Set problem: Word for word, copy all the data and drop the pictures.

(A block of data)
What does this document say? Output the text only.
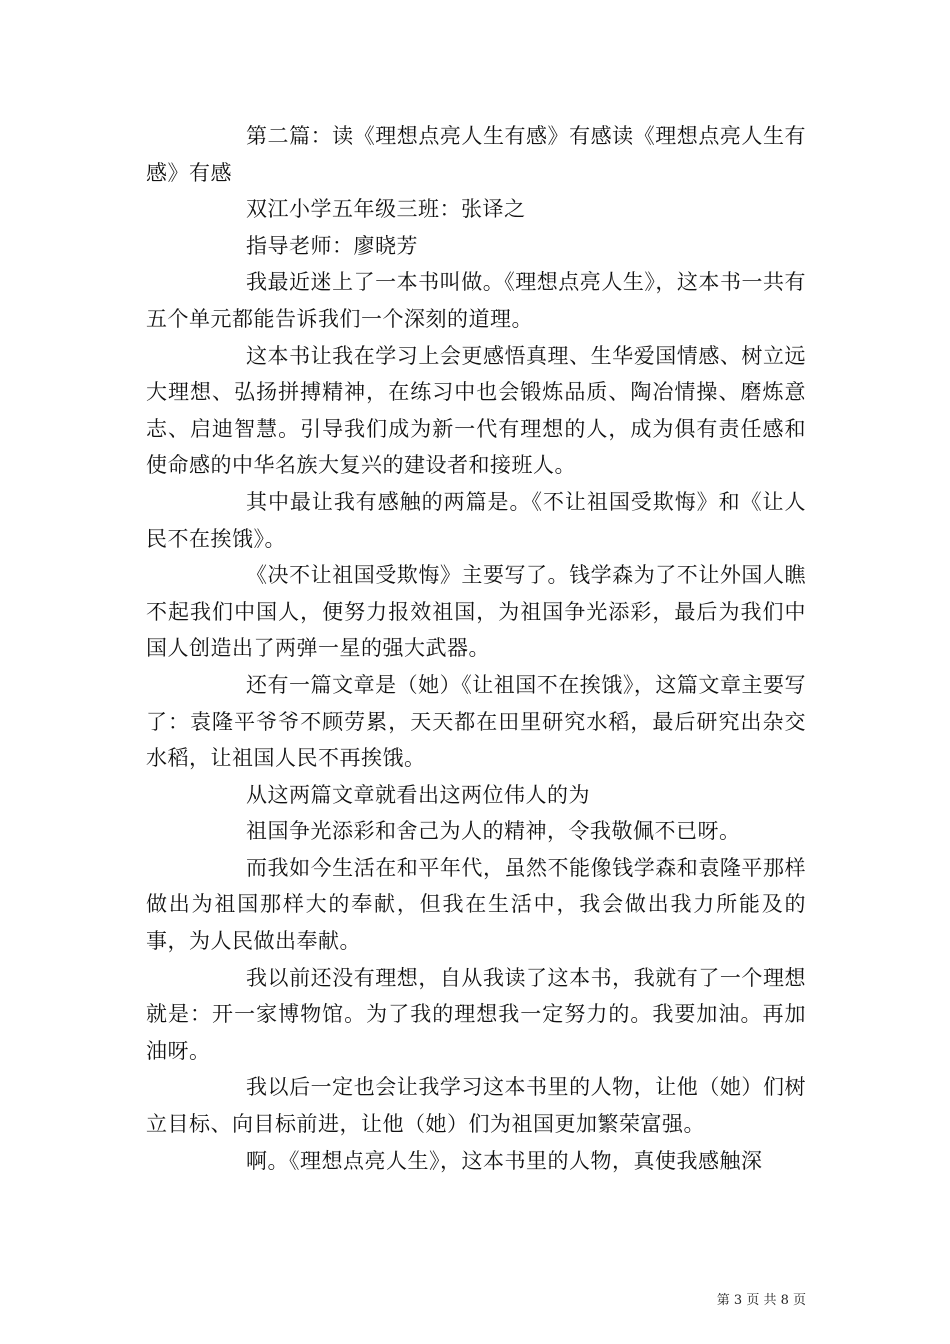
第二篇：读《理想点亮人生有感》有感读《理想点亮人生有感》有感

双江小学五年级三班：张译之

指导老师：廖晓芳

我最近迷上了一本书叫做。《理想点亮人生》，这本书一共有五个单元都能告诉我们一个深刻的道理。

这本书让我在学习上会更感悟真理、生华爱国情感、树立远大理想、弘扬拼搏精神，在练习中也会锻炼品质、陶冶情操、磨炼意志、启迪智慧。引导我们成为新一代有理想的人，成为俱有责任感和使命感的中华名族大复兴的建设者和接班人。

其中最让我有感触的两篇是。《不让祖国受欺悔》和《让人民不在挨饿》。

《决不让祖国受欺悔》主要写了。钱学森为了不让外国人瞧不起我们中国人，便努力报效祖国，为祖国争光添彩，最后为我们中国人创造出了两弹一星的强大武器。

还有一篇文章是（她）《让祖国不在挨饿》，这篇文章主要写了：袁隆平爷爷不顾劳累，天天都在田里研究水稻，最后研究出杂交水稻，让祖国人民不再挨饿。

从这两篇文章就看出这两位伟人的为

祖国争光添彩和舍己为人的精神，令我敬佩不已呀。

而我如今生活在和平年代，虽然不能像钱学森和袁隆平那样做出为祖国那样大的奉献，但我在生活中，我会做出我力所能及的事，为人民做出奉献。

我以前还没有理想，自从我读了这本书，我就有了一个理想就是：开一家博物馆。为了我的理想我一定努力的。我要加油。再加油呀。

我以后一定也会让我学习这本书里的人物，让他（她）们树立目标、向目标前进，让他（她）们为祖国更加繁荣富强。

啊。《理想点亮人生》，这本书里的人物，真使我感触深

第 3 页 共 8 页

Task solution:
What does this document say? Output the text only.
第二篇：读《理想点亮人生有感》有感读《理想点亮人生有感》有感

双江小学五年级三班：张译之

指导老师：廖晓芳

我最近迷上了一本书叫做。《理想点亮人生》，这本书一共有五个单元都能告诉我们一个深刻的道理。

这本书让我在学习上会更感悟真理、生华爱国情感、树立远大理想、弘扬拼搏精神，在练习中也会锻炼品质、陶冶情操、磨炼意志、启迪智慧。引导我们成为新一代有理想的人，成为俱有责任感和使命感的中华名族大复兴的建设者和接班人。

其中最让我有感触的两篇是。《不让祖国受欺悔》和《让人民不在挨饿》。

《决不让祖国受欺悔》主要写了。钱学森为了不让外国人瞧不起我们中国人，便努力报效祖国，为祖国争光添彩，最后为我们中国人创造出了两弹一星的强大武器。

还有一篇文章是（她）《让祖国不在挨饿》，这篇文章主要写了：袁隆平爷爷不顾劳累，天天都在田里研究水稻，最后研究出杂交水稻，让祖国人民不再挨饿。

从这两篇文章就看出这两位伟人的为

祖国争光添彩和舍己为人的精神，令我敬佩不已呀。

而我如今生活在和平年代，虽然不能像钱学森和袁隆平那样做出为祖国那样大的奉献，但我在生活中，我会做出我力所能及的事，为人民做出奉献。

我以前还没有理想，自从我读了这本书，我就有了一个理想就是：开一家博物馆。为了我的理想我一定努力的。我要加油。再加油呀。

我以后一定也会让我学习这本书里的人物，让他（她）们树立目标、向目标前进，让他（她）们为祖国更加繁荣富强。

啊。《理想点亮人生》，这本书里的人物，真使我感触深

第 3 页 共 8 页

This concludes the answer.